> [INFORMATION SUPPLIED]

»»

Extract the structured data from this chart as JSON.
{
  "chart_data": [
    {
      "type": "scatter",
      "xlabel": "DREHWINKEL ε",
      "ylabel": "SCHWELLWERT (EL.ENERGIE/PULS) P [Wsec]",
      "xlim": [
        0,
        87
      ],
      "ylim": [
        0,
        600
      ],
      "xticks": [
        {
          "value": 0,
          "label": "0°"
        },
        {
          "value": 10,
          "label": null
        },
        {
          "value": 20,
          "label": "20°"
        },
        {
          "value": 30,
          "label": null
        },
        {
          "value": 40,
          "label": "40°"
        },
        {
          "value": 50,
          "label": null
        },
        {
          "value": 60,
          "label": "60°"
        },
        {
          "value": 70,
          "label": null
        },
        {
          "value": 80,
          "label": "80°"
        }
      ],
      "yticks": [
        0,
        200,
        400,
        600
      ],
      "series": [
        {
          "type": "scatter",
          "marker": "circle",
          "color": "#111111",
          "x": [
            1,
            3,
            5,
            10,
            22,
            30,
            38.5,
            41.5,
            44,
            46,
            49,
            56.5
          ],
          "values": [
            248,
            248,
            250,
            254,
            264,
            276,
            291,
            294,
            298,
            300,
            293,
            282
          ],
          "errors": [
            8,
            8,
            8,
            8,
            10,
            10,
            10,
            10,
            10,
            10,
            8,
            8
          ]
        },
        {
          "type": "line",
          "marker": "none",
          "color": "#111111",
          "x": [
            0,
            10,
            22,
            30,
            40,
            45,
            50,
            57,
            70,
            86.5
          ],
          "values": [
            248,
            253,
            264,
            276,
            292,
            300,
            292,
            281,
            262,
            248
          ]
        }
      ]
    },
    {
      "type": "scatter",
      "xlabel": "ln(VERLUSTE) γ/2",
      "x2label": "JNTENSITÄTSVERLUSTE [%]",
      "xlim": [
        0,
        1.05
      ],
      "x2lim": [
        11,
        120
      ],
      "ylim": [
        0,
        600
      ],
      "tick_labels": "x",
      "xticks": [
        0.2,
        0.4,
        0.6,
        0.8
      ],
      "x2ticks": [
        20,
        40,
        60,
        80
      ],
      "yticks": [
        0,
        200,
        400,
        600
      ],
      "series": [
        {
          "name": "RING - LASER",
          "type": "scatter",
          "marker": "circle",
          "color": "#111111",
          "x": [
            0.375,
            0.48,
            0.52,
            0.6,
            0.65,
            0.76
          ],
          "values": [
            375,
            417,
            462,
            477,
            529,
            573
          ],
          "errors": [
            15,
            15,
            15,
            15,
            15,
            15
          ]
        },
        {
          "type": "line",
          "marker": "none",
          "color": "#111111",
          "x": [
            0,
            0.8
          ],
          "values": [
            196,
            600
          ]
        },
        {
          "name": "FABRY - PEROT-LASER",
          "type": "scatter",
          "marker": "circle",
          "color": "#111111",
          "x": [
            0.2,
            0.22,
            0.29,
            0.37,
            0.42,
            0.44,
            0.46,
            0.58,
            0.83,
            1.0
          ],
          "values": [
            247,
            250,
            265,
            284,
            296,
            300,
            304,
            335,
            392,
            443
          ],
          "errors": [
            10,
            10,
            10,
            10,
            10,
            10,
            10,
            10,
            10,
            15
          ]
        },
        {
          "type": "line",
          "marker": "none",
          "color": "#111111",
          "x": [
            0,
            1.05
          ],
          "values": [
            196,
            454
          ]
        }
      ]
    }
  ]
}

««

> [THE PROBLEM]
Reproduce all of the data exactly as given.

> [CORRECT OUTPUT]
Extract the structured data from this chart as JSON.
{
  "chart_data": [
    {
      "type": "scatter",
      "xlabel": "DREHWINKEL ε",
      "ylabel": "SCHWELLWERT (EL.ENERGIE/PULS) P [Wsec]",
      "xlim": [
        0,
        87
      ],
      "ylim": [
        0,
        600
      ],
      "xticks": [
        {
          "value": 0,
          "label": "0°"
        },
        {
          "value": 10,
          "label": null
        },
        {
          "value": 20,
          "label": "20°"
        },
        {
          "value": 30,
          "label": null
        },
        {
          "value": 40,
          "label": "40°"
        },
        {
          "value": 50,
          "label": null
        },
        {
          "value": 60,
          "label": "60°"
        },
        {
          "value": 70,
          "label": null
        },
        {
          "value": 80,
          "label": "80°"
        }
      ],
      "yticks": [
        0,
        200,
        400,
        600
      ],
      "series": [
        {
          "type": "scatter",
          "marker": "circle",
          "color": "#111111",
          "x": [
            1,
            3,
            5,
            10,
            22,
            30,
            38.5,
            41.5,
            44,
            46,
            49,
            56.5
          ],
          "values": [
            248,
            248,
            250,
            254,
            264,
            276,
            291,
            294,
            298,
            300,
            293,
            282
          ],
          "errors": [
            8,
            8,
            8,
            8,
            10,
            10,
            10,
            10,
            10,
            10,
            8,
            8
          ]
        },
        {
          "type": "line",
          "marker": "none",
          "color": "#111111",
          "x": [
            0,
            10,
            22,
            30,
            40,
            45,
            50,
            57,
            70,
            86.5
          ],
          "values": [
            248,
            253,
            264,
            276,
            292,
            300,
            292,
            281,
            262,
            248
          ]
        }
      ]
    },
    {
      "type": "scatter",
      "xlabel": "ln(VERLUSTE) γ/2",
      "x2label": "JNTENSITÄTSVERLUSTE [%]",
      "xlim": [
        0,
        1.05
      ],
      "x2lim": [
        11,
        120
      ],
      "ylim": [
        0,
        600
      ],
      "tick_labels": "x",
      "xticks": [
        0.2,
        0.4,
        0.6,
        0.8
      ],
      "x2ticks": [
        20,
        40,
        60,
        80
      ],
      "yticks": [
        0,
        200,
        400,
        600
      ],
      "series": [
        {
          "name": "RING - LASER",
          "type": "scatter",
          "marker": "circle",
          "color": "#111111",
          "x": [
            0.375,
            0.48,
            0.52,
            0.6,
            0.65,
            0.76
          ],
          "values": [
            375,
            417,
            462,
            477,
            529,
            573
          ],
          "errors": [
            15,
            15,
            15,
            15,
            15,
            15
          ]
        },
        {
          "type": "line",
          "marker": "none",
          "color": "#111111",
          "x": [
            0,
            0.8
          ],
          "values": [
            196,
            600
          ]
        },
        {
          "name": "FABRY - PEROT-LASER",
          "type": "scatter",
          "marker": "circle",
          "color": "#111111",
          "x": [
            0.2,
            0.22,
            0.29,
            0.37,
            0.42,
            0.44,
            0.46,
            0.58,
            0.83,
            1.0
          ],
          "values": [
            247,
            250,
            265,
            284,
            296,
            300,
            304,
            335,
            392,
            443
          ],
          "errors": [
            10,
            10,
            10,
            10,
            10,
            10,
            10,
            10,
            10,
            15
          ]
        },
        {
          "type": "line",
          "marker": "none",
          "color": "#111111",
          "x": [
            0,
            1.05
          ],
          "values": [
            196,
            454
          ]
        }
      ]
    }
  ]
}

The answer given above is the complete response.